> [WHAT THE TASK REQUIRES]: Below is some material; transcribe all of it exactly.

— begin —

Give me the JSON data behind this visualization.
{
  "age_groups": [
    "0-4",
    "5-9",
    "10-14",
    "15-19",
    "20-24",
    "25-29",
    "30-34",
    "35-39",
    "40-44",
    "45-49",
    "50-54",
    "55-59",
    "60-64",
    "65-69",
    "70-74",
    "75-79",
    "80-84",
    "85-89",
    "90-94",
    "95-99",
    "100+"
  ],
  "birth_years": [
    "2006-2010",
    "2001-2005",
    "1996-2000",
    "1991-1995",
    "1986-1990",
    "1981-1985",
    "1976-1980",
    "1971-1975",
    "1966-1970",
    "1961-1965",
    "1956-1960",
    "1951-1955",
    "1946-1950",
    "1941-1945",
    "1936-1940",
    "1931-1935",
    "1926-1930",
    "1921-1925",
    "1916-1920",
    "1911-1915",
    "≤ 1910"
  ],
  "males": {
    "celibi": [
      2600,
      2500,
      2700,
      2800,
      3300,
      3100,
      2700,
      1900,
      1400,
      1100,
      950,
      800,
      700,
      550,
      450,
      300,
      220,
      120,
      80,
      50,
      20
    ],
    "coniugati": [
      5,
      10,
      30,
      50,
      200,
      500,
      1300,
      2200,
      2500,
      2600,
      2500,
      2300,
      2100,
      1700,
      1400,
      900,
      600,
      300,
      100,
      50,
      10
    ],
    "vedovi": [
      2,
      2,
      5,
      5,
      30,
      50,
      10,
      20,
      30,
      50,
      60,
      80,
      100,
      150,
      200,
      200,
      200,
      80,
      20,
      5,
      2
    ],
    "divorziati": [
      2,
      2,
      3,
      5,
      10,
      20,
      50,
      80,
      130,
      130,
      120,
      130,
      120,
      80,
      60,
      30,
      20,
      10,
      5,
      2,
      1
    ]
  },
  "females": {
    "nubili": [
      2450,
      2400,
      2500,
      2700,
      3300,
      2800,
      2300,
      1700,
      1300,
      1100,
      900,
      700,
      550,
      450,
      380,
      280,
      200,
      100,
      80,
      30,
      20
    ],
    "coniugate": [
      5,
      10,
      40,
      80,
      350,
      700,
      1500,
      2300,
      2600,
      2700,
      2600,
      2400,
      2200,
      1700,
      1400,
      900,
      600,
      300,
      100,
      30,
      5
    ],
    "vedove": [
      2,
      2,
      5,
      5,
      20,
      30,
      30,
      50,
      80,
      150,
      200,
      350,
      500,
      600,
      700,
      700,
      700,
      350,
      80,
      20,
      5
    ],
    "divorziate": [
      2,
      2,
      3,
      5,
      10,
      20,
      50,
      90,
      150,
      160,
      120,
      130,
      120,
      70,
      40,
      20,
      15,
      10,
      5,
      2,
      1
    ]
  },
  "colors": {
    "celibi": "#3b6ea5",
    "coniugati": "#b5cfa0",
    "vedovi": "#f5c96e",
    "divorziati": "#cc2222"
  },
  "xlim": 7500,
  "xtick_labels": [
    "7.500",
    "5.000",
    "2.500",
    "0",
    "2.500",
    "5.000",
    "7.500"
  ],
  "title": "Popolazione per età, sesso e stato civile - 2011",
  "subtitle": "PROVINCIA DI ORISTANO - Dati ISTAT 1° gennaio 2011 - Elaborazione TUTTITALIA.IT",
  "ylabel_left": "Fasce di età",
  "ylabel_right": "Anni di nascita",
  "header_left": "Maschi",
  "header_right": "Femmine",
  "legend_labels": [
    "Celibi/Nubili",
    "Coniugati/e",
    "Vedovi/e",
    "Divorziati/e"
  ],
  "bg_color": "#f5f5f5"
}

— end —

> [REPLY TO THE EXERCISE]:
Give me the JSON data behind this visualization.
{
  "age_groups": [
    "0-4",
    "5-9",
    "10-14",
    "15-19",
    "20-24",
    "25-29",
    "30-34",
    "35-39",
    "40-44",
    "45-49",
    "50-54",
    "55-59",
    "60-64",
    "65-69",
    "70-74",
    "75-79",
    "80-84",
    "85-89",
    "90-94",
    "95-99",
    "100+"
  ],
  "birth_years": [
    "2006-2010",
    "2001-2005",
    "1996-2000",
    "1991-1995",
    "1986-1990",
    "1981-1985",
    "1976-1980",
    "1971-1975",
    "1966-1970",
    "1961-1965",
    "1956-1960",
    "1951-1955",
    "1946-1950",
    "1941-1945",
    "1936-1940",
    "1931-1935",
    "1926-1930",
    "1921-1925",
    "1916-1920",
    "1911-1915",
    "≤ 1910"
  ],
  "males": {
    "celibi": [
      2600,
      2500,
      2700,
      2800,
      3300,
      3100,
      2700,
      1900,
      1400,
      1100,
      950,
      800,
      700,
      550,
      450,
      300,
      220,
      120,
      80,
      50,
      20
    ],
    "coniugati": [
      5,
      10,
      30,
      50,
      200,
      500,
      1300,
      2200,
      2500,
      2600,
      2500,
      2300,
      2100,
      1700,
      1400,
      900,
      600,
      300,
      100,
      50,
      10
    ],
    "vedovi": [
      2,
      2,
      5,
      5,
      30,
      50,
      10,
      20,
      30,
      50,
      60,
      80,
      100,
      150,
      200,
      200,
      200,
      80,
      20,
      5,
      2
    ],
    "divorziati": [
      2,
      2,
      3,
      5,
      10,
      20,
      50,
      80,
      130,
      130,
      120,
      130,
      120,
      80,
      60,
      30,
      20,
      10,
      5,
      2,
      1
    ]
  },
  "females": {
    "nubili": [
      2450,
      2400,
      2500,
      2700,
      3300,
      2800,
      2300,
      1700,
      1300,
      1100,
      900,
      700,
      550,
      450,
      380,
      280,
      200,
      100,
      80,
      30,
      20
    ],
    "coniugate": [
      5,
      10,
      40,
      80,
      350,
      700,
      1500,
      2300,
      2600,
      2700,
      2600,
      2400,
      2200,
      1700,
      1400,
      900,
      600,
      300,
      100,
      30,
      5
    ],
    "vedove": [
      2,
      2,
      5,
      5,
      20,
      30,
      30,
      50,
      80,
      150,
      200,
      350,
      500,
      600,
      700,
      700,
      700,
      350,
      80,
      20,
      5
    ],
    "divorziate": [
      2,
      2,
      3,
      5,
      10,
      20,
      50,
      90,
      150,
      160,
      120,
      130,
      120,
      70,
      40,
      20,
      15,
      10,
      5,
      2,
      1
    ]
  },
  "colors": {
    "celibi": "#3b6ea5",
    "coniugati": "#b5cfa0",
    "vedovi": "#f5c96e",
    "divorziati": "#cc2222"
  },
  "xlim": 7500,
  "xtick_labels": [
    "7.500",
    "5.000",
    "2.500",
    "0",
    "2.500",
    "5.000",
    "7.500"
  ],
  "title": "Popolazione per età, sesso e stato civile - 2011",
  "subtitle": "PROVINCIA DI ORISTANO - Dati ISTAT 1° gennaio 2011 - Elaborazione TUTTITALIA.IT",
  "ylabel_left": "Fasce di età",
  "ylabel_right": "Anni di nascita",
  "header_left": "Maschi",
  "header_right": "Femmine",
  "legend_labels": [
    "Celibi/Nubili",
    "Coniugati/e",
    "Vedovi/e",
    "Divorziati/e"
  ],
  "bg_color": "#f5f5f5"
}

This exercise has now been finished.